C’est un sentiment malheureusement universel. Mais l’histoire, c’est vraiment celle de ma réalisatrice qui l’a vécue par deux fois. Par sa maman premièrement et par sa propre endométriose, diagnostiquée si tardivement. C’est ce qu’on pourrait qualifier de « syndrome méditerranéen », selon lequel les femmes noires sont véritablement rejetées par le corps médical. Et dans son cas, elle a connu cette situation à travers sa maman et par elle-même !
Double horreur… Ta façon d’incarner Anansi, la douleur, est particulièrement fine : on la ressent surtout dans les moments d’absence de ton personnage. C’est très subtil. Est-ce la direction d’Aude N’Guessan Forest qui t’a menée sur ce jeu ?
Aude tenait à ce que la douleur soit contenue. Pour refléter cette tendance que les femmes ont, de prendre sur elles, de cacher leurs douleurs. Pour éviter que l’on pense qu’elles exagèrent par exemple. Aude voulait vraiment que la douleur soit précise : qu’elle soit terrible, mais très intérieure.
La narration prend principalement place dans un salon de coiffure, à l’ambiance si chaleureuse et bienveillante. Est-ce que ce lieu contribue à développer le personnage ?
Bien sûr ! Le but était aussi de dépeindre un personnage très en phase avec ses origines, sa culture, au-delà d’Anansi. Le salon représente pour les femmes noires une sorte de thérapie. C’est souvent tabou d’aller consulter pour parler de sa souffrance par exemple. Alors que le salon de coiffure, c’est un lieu où on parle librement de tout. Les gens sont amusés par ces scènes quotidiennes dans le salon de coiffure. Pour les femmes qui s’y rendent, c’est un point de rendez-vous où l’on parle, où l’on reste pendant des heures. Donc effectivement, le cadre contribue pleinement à l’immersion à la fois en tant qu’acteur et en tant que spectateur selon moi.
Et toi, comment es-tu passée de spectatrice à actrice ?

▶ [Données fournies]
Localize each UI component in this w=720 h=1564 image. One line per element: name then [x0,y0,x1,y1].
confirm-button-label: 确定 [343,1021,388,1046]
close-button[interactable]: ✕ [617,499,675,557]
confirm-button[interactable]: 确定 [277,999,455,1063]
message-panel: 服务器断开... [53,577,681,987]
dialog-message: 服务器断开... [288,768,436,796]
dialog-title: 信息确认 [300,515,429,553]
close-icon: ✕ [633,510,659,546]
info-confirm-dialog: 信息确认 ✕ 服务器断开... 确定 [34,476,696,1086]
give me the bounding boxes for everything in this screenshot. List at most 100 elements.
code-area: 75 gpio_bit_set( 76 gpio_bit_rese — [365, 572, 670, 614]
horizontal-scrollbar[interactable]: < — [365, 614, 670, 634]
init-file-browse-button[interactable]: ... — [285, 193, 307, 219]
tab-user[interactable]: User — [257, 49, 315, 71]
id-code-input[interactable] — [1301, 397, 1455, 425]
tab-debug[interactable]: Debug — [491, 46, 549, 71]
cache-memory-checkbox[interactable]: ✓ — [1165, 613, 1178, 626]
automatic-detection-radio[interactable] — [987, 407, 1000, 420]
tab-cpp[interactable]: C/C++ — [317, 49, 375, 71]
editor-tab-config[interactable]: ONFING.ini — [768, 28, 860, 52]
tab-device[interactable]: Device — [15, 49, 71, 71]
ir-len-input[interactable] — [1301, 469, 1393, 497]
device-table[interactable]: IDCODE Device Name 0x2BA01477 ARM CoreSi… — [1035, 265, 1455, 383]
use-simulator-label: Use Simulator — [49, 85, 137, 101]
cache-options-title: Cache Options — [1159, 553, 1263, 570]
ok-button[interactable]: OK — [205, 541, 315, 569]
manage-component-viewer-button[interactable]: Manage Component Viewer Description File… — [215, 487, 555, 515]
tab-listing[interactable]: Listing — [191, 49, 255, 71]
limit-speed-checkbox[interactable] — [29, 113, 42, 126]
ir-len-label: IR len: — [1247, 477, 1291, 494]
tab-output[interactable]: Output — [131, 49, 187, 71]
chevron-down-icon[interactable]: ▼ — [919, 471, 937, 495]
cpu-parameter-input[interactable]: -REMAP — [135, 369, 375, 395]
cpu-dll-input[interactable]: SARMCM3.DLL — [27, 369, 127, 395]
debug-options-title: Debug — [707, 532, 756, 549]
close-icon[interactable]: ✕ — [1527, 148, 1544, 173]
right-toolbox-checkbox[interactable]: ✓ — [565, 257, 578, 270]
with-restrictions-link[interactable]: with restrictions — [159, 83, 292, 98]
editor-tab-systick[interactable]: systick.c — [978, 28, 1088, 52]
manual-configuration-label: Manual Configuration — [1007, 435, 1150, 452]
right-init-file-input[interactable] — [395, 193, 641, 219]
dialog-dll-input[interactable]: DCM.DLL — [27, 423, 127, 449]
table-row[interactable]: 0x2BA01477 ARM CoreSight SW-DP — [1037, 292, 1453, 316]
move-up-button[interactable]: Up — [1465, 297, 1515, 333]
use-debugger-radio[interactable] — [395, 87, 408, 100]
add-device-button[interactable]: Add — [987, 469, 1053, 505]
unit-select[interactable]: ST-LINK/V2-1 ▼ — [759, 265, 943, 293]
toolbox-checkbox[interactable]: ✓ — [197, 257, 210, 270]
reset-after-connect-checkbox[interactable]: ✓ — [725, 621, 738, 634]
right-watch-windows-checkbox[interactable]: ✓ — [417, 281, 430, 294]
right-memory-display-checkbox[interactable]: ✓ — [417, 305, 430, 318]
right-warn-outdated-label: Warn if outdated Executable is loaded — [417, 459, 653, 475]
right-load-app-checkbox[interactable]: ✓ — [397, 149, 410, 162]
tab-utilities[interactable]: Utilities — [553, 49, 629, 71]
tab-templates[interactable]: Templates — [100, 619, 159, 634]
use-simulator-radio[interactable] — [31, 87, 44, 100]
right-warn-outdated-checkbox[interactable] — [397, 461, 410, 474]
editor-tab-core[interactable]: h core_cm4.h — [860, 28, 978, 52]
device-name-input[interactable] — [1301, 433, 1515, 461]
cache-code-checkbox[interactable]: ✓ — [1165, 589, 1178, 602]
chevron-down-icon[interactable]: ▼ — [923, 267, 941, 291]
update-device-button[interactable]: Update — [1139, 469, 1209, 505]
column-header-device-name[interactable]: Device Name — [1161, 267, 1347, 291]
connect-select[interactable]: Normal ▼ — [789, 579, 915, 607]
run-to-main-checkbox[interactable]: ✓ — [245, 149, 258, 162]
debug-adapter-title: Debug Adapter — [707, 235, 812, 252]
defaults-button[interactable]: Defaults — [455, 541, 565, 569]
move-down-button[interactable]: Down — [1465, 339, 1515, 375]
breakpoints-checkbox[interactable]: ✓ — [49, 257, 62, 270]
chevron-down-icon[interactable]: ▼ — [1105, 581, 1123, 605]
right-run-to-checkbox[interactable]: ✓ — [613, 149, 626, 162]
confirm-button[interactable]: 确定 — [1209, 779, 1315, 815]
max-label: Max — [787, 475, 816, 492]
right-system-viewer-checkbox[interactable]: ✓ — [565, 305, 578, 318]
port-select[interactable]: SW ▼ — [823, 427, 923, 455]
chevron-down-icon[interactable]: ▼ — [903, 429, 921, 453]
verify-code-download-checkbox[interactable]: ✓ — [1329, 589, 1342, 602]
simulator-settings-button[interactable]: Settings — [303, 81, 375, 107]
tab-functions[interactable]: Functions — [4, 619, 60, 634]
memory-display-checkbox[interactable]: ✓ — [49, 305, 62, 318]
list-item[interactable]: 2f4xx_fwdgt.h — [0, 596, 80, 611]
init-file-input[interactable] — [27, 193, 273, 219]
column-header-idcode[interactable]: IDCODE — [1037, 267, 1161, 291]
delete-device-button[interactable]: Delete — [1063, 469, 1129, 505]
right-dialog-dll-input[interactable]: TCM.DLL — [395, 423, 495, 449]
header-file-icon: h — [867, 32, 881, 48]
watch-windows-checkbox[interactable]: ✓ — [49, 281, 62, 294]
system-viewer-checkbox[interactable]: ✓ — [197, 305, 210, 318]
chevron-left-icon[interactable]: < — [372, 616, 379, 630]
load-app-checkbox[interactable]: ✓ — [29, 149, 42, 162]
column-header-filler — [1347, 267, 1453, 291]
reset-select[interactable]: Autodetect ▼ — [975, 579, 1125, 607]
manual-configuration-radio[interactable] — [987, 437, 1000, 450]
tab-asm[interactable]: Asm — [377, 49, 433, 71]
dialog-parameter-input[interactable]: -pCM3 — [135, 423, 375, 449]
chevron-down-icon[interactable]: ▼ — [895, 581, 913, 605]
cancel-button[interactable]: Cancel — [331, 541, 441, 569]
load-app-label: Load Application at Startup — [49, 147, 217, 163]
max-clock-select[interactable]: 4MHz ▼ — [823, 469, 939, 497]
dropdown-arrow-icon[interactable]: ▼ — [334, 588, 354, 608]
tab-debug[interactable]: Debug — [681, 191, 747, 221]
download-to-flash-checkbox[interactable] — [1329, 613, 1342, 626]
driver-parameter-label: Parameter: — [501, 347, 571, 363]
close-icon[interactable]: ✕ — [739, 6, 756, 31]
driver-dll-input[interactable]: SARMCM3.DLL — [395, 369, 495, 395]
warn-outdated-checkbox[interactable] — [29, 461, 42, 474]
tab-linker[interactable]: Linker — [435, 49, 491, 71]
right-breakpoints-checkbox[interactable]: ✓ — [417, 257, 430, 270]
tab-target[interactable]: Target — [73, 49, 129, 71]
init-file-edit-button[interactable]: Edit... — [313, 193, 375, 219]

▶ [Travail demandé] Dans l'entretien, remplacez « maman » par « mère » et recopiez le passage allant de « C’est un sentiment » jusqu'à « par elle-même ! » inclus.

▶ [Corrigé de l'exercice]
C’est un sentiment malheureusement universel. Mais l’histoire, c’est vraiment celle de ma réalisatrice qui l’a vécue par deux fois. Par sa mère premièrement et par sa propre endométriose, diagnostiquée si tardivement. C’est ce qu’on pourrait qualifier de « syndrome méditerranéen », selon lequel les femmes noires sont véritablement rejetées par le corps médical. Et dans son cas, elle a connu cette situation à travers sa mère et par elle-même !